(Saved data entries)
==========

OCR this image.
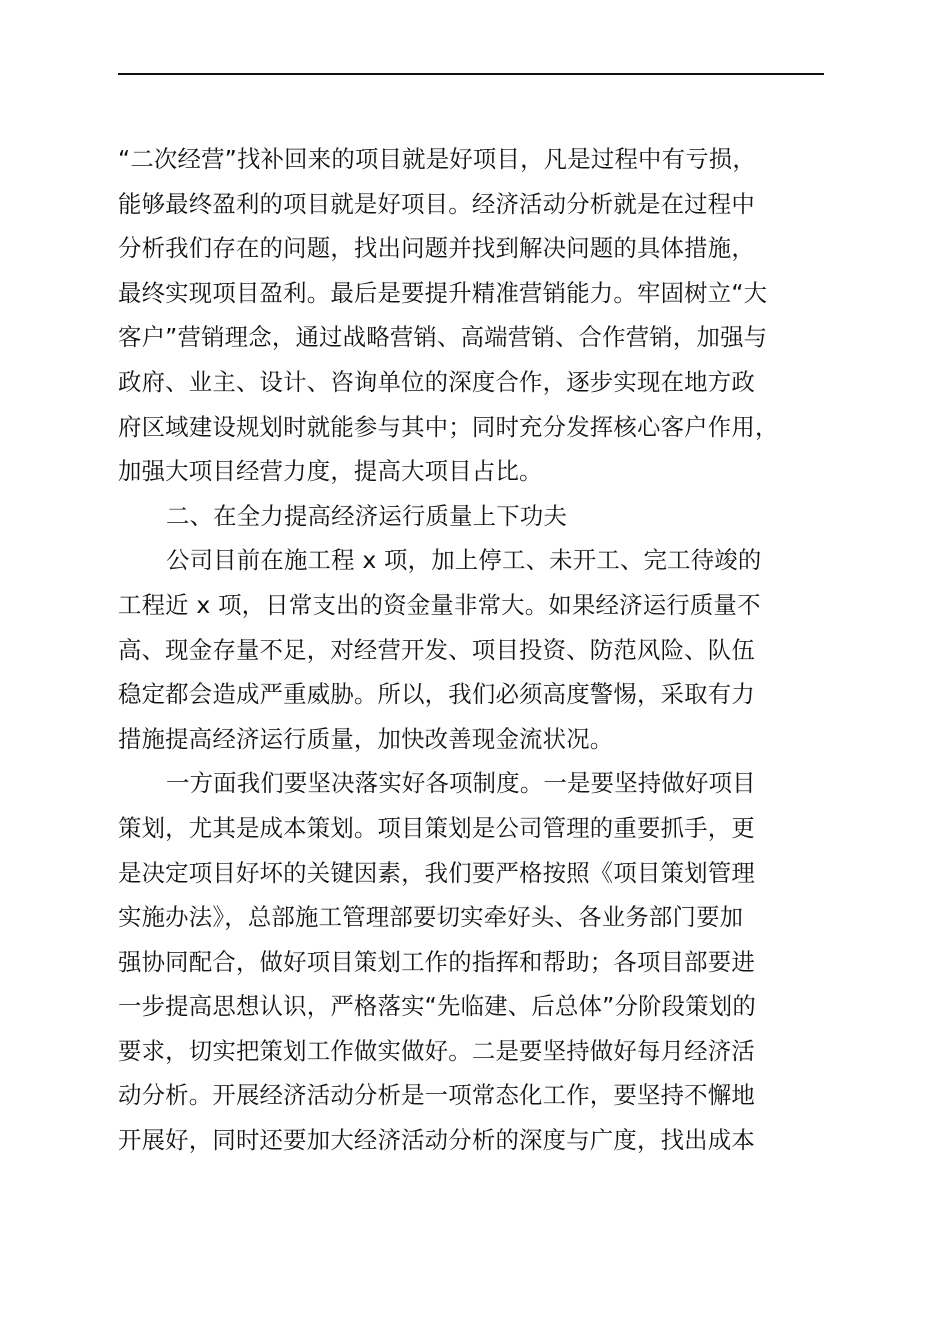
“二次经营”找补回来的项目就是好项目，凡是过程中有亏损，
能够最终盈利的项目就是好项目。经济活动分析就是在过程中
分析我们存在的问题，找出问题并找到解决问题的具体措施，
最终实现项目盈利。最后是要提升精准营销能力。牢固树立“大
客户”营销理念，通过战略营销、高端营销、合作营销，加强与
政府、业主、设计、咨询单位的深度合作，逐步实现在地方政
府区域建设规划时就能参与其中；同时充分发挥核心客户作用，
加强大项目经营力度，提高大项目占比。
二、在全力提高经济运行质量上下功夫
公司目前在施工程 x 项，加上停工、未开工、完工待竣的
工程近 x 项，日常支出的资金量非常大。如果经济运行质量不
高、现金存量不足，对经营开发、项目投资、防范风险、队伍
稳定都会造成严重威胁。所以，我们必须高度警惕，采取有力
措施提高经济运行质量，加快改善现金流状况。
一方面我们要坚决落实好各项制度。一是要坚持做好项目
策划，尤其是成本策划。项目策划是公司管理的重要抓手，更
是决定项目好坏的关键因素，我们要严格按照《项目策划管理
实施办法》，总部施工管理部要切实牵好头、各业务部门要加
强协同配合，做好项目策划工作的指挥和帮助；各项目部要进
一步提高思想认识，严格落实“先临建、后总体”分阶段策划的
要求，切实把策划工作做实做好。二是要坚持做好每月经济活
动分析。开展经济活动分析是一项常态化工作，要坚持不懈地
开展好，同时还要加大经济活动分析的深度与广度，找出成本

==========

GIVEN TASK — Reproduce the records verbatim, omitting all images they contain.

TASK SOLUTION —
OCR this image.
“二次经营”找补回来的项目就是好项目，凡是过程中有亏损，
能够最终盈利的项目就是好项目。经济活动分析就是在过程中
分析我们存在的问题，找出问题并找到解决问题的具体措施，
最终实现项目盈利。最后是要提升精准营销能力。牢固树立“大
客户”营销理念，通过战略营销、高端营销、合作营销，加强与
政府、业主、设计、咨询单位的深度合作，逐步实现在地方政
府区域建设规划时就能参与其中；同时充分发挥核心客户作用，
加强大项目经营力度，提高大项目占比。
二、在全力提高经济运行质量上下功夫
公司目前在施工程 x 项，加上停工、未开工、完工待竣的
工程近 x 项，日常支出的资金量非常大。如果经济运行质量不
高、现金存量不足，对经营开发、项目投资、防范风险、队伍
稳定都会造成严重威胁。所以，我们必须高度警惕，采取有力
措施提高经济运行质量，加快改善现金流状况。
一方面我们要坚决落实好各项制度。一是要坚持做好项目
策划，尤其是成本策划。项目策划是公司管理的重要抓手，更
是决定项目好坏的关键因素，我们要严格按照《项目策划管理
实施办法》，总部施工管理部要切实牵好头、各业务部门要加
强协同配合，做好项目策划工作的指挥和帮助；各项目部要进
一步提高思想认识，严格落实“先临建、后总体”分阶段策划的
要求，切实把策划工作做实做好。二是要坚持做好每月经济活
动分析。开展经济活动分析是一项常态化工作，要坚持不懈地
开展好，同时还要加大经济活动分析的深度与广度，找出成本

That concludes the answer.